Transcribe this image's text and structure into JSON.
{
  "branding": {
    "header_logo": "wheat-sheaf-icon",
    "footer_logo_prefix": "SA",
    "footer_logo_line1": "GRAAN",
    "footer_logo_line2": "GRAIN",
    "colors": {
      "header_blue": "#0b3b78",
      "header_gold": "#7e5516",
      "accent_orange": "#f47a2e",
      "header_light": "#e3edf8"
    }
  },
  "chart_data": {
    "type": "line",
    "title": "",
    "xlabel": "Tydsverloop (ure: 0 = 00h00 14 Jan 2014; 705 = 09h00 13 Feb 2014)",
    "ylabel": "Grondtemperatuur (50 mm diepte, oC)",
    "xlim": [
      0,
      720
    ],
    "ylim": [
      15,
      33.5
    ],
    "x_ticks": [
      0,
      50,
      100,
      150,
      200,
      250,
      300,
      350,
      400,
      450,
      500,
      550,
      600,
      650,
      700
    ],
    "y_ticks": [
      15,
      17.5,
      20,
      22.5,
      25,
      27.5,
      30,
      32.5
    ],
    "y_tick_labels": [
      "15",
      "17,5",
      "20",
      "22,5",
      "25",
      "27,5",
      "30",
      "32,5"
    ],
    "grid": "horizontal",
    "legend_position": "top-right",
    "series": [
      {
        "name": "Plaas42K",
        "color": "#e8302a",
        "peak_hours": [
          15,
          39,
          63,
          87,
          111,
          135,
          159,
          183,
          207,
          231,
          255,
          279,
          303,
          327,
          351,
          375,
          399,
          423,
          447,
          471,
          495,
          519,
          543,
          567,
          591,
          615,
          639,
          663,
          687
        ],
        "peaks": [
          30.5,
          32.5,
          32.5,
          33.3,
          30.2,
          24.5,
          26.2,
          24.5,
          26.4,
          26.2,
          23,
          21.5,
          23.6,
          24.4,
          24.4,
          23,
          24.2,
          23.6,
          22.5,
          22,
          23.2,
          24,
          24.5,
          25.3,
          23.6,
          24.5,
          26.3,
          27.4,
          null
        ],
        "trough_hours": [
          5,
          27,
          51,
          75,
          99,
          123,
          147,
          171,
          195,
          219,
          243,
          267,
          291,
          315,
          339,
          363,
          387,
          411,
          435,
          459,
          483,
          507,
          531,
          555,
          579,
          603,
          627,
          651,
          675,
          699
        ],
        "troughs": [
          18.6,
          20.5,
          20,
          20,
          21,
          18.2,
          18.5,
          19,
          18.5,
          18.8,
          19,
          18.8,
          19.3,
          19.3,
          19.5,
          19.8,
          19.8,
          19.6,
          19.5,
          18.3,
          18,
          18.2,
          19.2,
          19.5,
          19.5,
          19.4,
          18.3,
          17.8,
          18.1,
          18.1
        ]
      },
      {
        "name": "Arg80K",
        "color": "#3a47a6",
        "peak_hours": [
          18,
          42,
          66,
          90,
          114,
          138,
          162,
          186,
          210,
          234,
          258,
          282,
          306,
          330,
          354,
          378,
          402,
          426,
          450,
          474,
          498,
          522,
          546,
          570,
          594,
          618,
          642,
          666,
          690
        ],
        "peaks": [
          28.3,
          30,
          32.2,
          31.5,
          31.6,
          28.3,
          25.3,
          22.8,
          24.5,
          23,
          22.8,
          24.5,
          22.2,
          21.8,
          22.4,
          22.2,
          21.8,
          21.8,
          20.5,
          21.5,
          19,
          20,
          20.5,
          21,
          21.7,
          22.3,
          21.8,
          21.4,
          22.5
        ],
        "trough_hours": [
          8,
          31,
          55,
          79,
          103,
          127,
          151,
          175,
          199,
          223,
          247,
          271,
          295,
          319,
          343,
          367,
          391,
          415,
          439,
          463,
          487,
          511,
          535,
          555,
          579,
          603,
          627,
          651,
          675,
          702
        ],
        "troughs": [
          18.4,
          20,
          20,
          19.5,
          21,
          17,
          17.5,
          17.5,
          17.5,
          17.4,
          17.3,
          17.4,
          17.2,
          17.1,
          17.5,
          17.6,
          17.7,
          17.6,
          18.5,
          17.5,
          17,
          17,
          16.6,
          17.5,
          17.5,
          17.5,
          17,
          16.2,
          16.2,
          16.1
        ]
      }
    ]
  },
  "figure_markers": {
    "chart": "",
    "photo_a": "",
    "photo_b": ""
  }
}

━━━━━━━━━━━━━━━━

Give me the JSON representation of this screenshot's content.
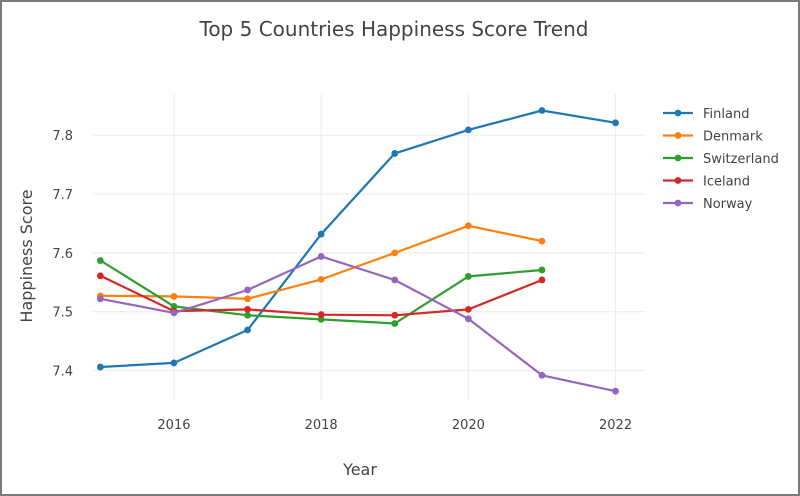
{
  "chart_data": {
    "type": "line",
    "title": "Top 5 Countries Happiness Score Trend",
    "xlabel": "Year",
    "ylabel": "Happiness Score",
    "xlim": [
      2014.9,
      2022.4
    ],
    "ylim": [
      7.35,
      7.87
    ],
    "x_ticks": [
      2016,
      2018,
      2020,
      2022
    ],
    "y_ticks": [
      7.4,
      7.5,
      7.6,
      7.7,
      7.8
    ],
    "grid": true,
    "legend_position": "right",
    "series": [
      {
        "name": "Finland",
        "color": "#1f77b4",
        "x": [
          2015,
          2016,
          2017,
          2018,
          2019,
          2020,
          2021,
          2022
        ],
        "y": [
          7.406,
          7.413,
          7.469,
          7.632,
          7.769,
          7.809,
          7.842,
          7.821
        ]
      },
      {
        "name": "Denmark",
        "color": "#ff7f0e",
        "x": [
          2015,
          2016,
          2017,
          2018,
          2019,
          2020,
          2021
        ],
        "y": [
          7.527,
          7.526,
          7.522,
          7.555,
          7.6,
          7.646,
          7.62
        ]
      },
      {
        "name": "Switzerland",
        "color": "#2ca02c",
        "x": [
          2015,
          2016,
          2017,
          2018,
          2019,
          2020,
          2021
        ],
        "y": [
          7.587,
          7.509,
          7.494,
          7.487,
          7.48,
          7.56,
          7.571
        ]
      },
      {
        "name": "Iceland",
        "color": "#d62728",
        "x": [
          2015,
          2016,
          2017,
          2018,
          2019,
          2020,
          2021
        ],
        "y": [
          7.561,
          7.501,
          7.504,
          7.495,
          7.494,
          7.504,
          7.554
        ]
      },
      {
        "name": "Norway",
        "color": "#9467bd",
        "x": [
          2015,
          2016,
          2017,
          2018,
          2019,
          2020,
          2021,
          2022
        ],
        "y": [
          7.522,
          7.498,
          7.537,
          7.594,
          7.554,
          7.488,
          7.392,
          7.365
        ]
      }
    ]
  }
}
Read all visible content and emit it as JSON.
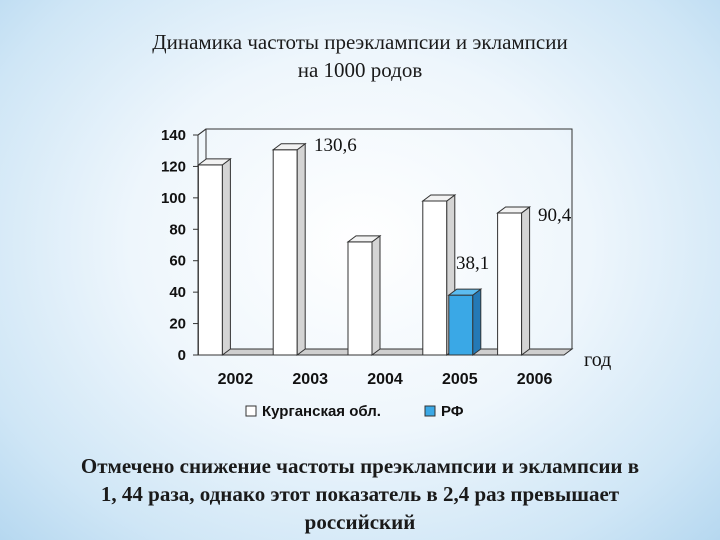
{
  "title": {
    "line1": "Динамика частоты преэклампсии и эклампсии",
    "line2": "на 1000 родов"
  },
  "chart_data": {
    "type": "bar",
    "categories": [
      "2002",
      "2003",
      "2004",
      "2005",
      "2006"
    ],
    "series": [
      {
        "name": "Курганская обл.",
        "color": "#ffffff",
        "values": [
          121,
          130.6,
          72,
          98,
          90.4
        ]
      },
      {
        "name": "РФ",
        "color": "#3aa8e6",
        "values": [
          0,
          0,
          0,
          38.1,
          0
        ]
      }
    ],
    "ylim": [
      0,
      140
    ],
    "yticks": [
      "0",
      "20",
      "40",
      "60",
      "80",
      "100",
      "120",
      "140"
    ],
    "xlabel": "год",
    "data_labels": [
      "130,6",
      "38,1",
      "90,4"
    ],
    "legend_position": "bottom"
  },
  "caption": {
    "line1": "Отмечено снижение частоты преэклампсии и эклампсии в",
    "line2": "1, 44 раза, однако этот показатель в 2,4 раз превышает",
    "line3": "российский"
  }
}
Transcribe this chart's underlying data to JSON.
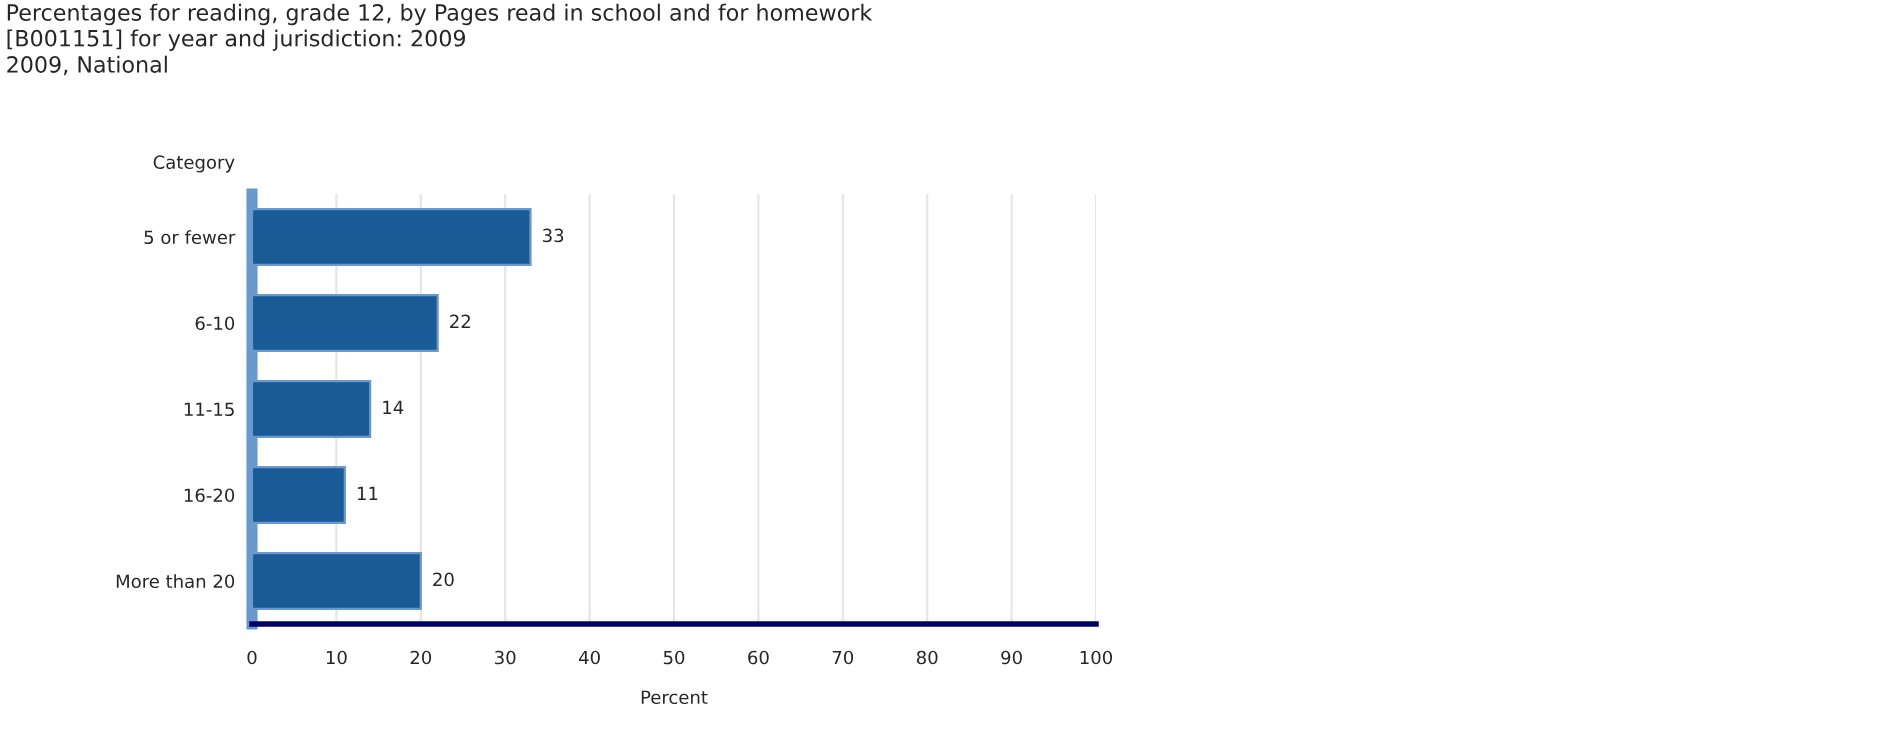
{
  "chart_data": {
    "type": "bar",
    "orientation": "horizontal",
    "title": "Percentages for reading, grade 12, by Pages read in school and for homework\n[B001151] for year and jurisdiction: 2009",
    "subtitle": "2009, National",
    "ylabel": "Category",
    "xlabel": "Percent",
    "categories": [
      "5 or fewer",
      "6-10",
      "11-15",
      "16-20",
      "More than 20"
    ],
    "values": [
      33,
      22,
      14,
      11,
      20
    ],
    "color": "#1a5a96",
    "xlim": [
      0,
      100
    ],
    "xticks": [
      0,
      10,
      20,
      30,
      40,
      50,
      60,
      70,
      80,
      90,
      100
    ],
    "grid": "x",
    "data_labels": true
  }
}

━━━━━━━━━━━━━━━━

EXERCISE INSTRUCTIONS:
From the listing, tally every line with the word "horizontal" in it and give only the tally.

CORRECT RESPONSE:
2